━━━ Records shown
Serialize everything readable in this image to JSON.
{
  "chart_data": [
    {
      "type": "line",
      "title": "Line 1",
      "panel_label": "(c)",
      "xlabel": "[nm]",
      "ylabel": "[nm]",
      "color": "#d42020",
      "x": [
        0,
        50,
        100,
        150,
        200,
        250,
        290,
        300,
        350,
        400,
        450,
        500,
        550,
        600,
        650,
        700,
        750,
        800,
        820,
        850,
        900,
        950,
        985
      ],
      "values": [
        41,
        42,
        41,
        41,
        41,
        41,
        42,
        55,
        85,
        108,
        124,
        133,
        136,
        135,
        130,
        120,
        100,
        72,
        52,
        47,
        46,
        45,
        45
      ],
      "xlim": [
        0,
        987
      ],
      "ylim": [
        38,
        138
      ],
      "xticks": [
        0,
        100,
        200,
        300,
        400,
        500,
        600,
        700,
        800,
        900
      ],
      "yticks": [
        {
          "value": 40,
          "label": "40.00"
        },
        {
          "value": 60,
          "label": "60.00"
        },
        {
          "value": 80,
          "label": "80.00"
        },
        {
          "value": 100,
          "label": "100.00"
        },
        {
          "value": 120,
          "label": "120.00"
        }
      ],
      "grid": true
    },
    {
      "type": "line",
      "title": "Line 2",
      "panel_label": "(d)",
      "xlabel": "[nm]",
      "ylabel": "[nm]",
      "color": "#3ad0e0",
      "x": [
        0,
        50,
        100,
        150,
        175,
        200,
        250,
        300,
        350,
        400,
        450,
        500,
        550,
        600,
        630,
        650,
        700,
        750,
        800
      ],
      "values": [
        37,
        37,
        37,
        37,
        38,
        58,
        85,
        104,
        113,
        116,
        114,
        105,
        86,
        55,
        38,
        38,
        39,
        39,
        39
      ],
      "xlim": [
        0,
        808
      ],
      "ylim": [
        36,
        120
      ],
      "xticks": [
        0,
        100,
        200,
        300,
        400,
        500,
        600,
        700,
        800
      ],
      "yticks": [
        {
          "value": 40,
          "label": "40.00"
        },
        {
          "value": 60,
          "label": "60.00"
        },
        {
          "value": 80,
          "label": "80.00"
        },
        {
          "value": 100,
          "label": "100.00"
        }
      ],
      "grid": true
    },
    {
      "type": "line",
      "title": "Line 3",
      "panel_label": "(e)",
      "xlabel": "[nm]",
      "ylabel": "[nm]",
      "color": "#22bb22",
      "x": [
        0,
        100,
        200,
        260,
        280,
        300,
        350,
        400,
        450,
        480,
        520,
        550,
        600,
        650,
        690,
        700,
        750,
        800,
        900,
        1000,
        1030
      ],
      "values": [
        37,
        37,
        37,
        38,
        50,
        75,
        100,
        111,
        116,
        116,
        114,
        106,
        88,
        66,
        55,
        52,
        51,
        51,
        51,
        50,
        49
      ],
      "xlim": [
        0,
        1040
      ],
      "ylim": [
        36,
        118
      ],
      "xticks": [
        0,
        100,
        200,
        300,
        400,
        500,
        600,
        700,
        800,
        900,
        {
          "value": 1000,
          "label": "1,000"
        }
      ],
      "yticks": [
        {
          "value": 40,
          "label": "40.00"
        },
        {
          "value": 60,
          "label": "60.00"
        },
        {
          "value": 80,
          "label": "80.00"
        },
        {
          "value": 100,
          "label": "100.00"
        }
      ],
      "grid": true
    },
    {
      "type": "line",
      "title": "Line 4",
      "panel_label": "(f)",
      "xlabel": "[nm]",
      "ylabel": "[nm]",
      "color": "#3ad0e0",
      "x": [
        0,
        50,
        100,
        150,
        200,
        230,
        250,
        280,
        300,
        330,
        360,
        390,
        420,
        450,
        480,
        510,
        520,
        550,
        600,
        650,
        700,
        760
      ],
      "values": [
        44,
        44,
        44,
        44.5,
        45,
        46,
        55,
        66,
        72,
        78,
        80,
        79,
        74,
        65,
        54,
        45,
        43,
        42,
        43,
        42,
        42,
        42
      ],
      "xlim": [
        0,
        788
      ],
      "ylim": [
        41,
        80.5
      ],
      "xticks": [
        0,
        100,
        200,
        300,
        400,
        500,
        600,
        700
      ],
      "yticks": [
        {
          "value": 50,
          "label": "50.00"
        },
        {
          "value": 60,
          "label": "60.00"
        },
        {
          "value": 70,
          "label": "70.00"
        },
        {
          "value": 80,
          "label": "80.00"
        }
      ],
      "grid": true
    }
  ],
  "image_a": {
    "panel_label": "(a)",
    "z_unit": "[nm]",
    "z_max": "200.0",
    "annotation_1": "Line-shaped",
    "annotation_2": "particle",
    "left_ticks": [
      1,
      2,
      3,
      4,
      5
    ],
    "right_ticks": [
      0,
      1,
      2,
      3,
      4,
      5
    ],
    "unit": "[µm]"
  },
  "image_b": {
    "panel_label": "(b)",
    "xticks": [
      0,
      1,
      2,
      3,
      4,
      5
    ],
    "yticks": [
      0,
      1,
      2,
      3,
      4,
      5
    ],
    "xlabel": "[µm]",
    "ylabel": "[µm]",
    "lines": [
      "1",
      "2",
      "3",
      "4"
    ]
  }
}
━━━━━━
━━━ Records shown
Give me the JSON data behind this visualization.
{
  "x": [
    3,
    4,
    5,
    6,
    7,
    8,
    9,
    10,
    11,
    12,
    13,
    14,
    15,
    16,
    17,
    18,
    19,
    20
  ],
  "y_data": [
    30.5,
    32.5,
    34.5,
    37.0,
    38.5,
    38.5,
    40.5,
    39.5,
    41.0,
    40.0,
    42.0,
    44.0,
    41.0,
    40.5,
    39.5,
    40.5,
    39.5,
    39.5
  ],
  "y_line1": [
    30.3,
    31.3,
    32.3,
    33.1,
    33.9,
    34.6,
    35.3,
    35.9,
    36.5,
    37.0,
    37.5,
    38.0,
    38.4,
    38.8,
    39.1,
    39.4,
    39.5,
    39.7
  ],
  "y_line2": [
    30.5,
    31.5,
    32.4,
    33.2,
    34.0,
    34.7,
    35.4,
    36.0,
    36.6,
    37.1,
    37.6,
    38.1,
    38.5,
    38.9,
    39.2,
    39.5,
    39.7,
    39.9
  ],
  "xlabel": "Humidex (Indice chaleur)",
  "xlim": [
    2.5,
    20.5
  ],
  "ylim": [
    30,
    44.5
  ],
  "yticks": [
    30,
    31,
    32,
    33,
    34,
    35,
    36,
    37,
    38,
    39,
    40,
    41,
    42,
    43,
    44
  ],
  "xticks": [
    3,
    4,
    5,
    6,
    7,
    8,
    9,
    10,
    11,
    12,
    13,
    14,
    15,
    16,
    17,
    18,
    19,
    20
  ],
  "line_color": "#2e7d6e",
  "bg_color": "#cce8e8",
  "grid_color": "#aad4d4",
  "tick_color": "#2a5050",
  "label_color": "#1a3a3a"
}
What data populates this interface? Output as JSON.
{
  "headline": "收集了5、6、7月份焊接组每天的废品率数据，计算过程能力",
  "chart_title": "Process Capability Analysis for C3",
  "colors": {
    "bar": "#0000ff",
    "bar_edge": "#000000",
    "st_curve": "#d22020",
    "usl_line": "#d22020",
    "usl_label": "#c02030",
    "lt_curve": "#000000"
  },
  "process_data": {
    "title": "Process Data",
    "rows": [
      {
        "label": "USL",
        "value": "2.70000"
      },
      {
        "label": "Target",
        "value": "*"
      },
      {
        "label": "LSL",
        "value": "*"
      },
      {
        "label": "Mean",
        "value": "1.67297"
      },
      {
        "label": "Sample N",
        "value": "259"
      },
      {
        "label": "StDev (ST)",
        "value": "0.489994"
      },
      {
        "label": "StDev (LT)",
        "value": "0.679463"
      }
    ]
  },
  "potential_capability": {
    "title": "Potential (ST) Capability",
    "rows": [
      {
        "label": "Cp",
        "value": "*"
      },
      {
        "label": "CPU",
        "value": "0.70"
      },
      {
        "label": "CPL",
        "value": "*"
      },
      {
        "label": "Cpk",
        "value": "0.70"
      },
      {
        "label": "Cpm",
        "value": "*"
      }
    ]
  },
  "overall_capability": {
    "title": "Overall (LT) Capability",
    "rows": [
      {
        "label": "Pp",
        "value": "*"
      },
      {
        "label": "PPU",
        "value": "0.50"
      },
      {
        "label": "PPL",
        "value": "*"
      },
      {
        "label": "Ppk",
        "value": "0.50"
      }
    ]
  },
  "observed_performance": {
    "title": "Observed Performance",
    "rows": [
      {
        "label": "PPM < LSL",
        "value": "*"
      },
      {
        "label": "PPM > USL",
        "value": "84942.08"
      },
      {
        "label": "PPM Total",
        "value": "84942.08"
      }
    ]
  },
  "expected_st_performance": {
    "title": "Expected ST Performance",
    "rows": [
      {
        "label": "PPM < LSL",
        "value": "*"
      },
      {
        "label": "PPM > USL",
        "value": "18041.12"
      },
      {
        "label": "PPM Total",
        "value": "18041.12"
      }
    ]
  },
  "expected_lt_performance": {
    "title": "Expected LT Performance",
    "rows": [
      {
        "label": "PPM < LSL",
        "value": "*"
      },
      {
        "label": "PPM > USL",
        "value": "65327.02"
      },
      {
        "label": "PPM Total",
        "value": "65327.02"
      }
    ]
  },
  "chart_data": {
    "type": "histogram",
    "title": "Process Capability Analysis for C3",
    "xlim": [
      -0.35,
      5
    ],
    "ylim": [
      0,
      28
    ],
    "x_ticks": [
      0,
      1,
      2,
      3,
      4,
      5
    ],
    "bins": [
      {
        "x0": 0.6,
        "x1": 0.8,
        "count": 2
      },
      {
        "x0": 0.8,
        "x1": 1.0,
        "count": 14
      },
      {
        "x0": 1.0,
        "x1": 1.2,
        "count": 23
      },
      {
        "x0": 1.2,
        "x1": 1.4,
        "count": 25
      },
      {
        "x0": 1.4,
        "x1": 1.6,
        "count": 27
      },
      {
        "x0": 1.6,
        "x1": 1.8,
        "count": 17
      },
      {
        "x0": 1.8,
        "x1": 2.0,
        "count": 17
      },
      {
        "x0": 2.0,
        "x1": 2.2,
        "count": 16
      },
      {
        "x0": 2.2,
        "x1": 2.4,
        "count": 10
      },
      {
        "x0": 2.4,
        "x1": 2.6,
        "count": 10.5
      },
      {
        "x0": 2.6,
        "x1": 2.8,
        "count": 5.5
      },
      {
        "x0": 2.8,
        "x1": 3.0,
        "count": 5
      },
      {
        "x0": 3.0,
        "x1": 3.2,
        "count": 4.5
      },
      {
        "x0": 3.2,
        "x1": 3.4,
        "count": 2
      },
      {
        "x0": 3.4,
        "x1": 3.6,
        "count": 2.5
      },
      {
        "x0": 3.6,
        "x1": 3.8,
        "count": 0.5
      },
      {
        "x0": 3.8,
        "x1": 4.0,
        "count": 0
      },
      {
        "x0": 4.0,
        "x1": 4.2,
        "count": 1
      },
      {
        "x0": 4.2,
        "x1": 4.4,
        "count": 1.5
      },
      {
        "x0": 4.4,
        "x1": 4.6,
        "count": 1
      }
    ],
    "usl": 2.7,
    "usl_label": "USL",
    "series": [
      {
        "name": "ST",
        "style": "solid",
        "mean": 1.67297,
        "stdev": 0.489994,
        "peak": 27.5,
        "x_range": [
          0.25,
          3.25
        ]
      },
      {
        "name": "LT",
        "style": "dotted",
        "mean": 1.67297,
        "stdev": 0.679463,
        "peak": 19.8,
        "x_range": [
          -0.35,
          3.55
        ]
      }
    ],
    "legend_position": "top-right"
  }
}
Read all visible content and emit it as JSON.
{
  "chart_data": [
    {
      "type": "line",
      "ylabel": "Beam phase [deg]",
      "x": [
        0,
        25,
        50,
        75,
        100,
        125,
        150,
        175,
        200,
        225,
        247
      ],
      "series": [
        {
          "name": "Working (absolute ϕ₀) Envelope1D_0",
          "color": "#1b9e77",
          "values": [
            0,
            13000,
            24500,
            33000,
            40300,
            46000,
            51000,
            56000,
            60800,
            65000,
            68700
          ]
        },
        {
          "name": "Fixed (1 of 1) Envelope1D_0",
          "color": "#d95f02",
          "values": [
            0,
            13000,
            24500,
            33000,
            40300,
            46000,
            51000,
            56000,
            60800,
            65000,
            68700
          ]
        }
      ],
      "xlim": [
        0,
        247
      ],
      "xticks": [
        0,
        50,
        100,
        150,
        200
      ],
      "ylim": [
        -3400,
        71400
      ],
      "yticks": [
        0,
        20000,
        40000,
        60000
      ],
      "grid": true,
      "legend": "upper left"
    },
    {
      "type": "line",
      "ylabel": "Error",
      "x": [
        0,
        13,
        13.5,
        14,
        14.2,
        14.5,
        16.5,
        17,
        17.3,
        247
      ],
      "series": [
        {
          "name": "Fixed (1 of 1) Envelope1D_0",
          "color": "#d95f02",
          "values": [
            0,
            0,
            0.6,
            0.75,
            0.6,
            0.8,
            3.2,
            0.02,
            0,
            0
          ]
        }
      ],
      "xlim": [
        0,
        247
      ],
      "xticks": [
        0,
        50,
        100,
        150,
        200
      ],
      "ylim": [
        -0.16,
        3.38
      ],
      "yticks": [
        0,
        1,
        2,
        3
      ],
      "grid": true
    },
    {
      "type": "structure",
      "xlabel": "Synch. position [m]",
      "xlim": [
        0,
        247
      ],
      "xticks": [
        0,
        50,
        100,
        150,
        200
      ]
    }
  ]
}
━━━━━━
━━━ Records shown
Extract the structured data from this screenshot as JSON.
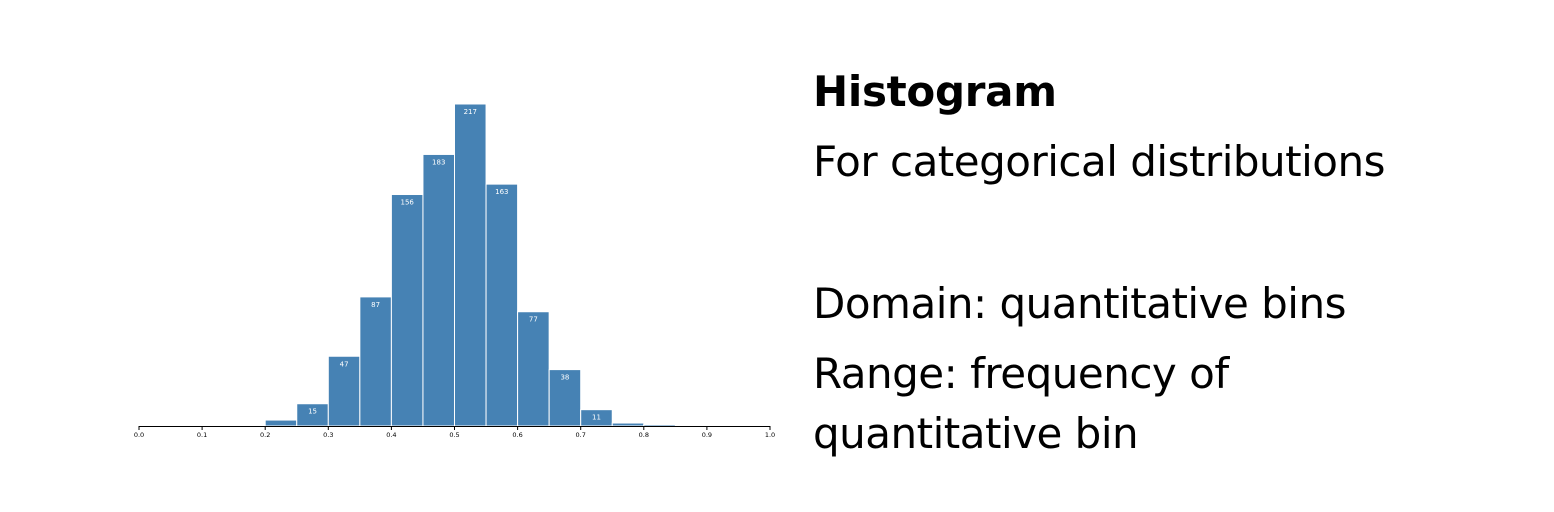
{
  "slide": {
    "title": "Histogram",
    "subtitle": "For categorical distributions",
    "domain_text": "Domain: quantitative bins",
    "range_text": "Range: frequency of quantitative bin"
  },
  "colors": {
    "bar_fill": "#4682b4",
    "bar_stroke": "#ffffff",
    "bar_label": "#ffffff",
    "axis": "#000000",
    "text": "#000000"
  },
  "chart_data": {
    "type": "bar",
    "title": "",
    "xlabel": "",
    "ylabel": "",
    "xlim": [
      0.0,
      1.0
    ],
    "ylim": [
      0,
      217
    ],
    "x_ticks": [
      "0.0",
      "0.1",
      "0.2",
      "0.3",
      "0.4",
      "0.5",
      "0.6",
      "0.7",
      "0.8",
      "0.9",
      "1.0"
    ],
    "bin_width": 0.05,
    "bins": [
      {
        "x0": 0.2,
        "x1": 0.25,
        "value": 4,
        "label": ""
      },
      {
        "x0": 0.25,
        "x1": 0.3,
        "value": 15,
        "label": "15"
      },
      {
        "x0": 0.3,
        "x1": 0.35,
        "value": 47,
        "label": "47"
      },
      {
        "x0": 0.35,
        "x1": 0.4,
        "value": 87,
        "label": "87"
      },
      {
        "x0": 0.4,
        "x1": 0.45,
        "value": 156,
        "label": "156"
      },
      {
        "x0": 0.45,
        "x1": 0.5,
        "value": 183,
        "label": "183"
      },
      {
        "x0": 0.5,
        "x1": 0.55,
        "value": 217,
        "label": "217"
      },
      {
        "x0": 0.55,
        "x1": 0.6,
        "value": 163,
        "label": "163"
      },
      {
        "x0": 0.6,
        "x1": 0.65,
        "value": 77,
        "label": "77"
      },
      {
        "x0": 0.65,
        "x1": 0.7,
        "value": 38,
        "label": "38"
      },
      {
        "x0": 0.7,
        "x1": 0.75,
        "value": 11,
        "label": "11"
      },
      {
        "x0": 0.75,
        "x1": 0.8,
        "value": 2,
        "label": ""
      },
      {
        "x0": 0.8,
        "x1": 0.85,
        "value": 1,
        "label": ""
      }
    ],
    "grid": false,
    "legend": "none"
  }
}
━━━━━━
▶ _Exercise instructions_: Count every line of the records that holds the string "Analysis". Write only the total.

▶ _Task answer_: 2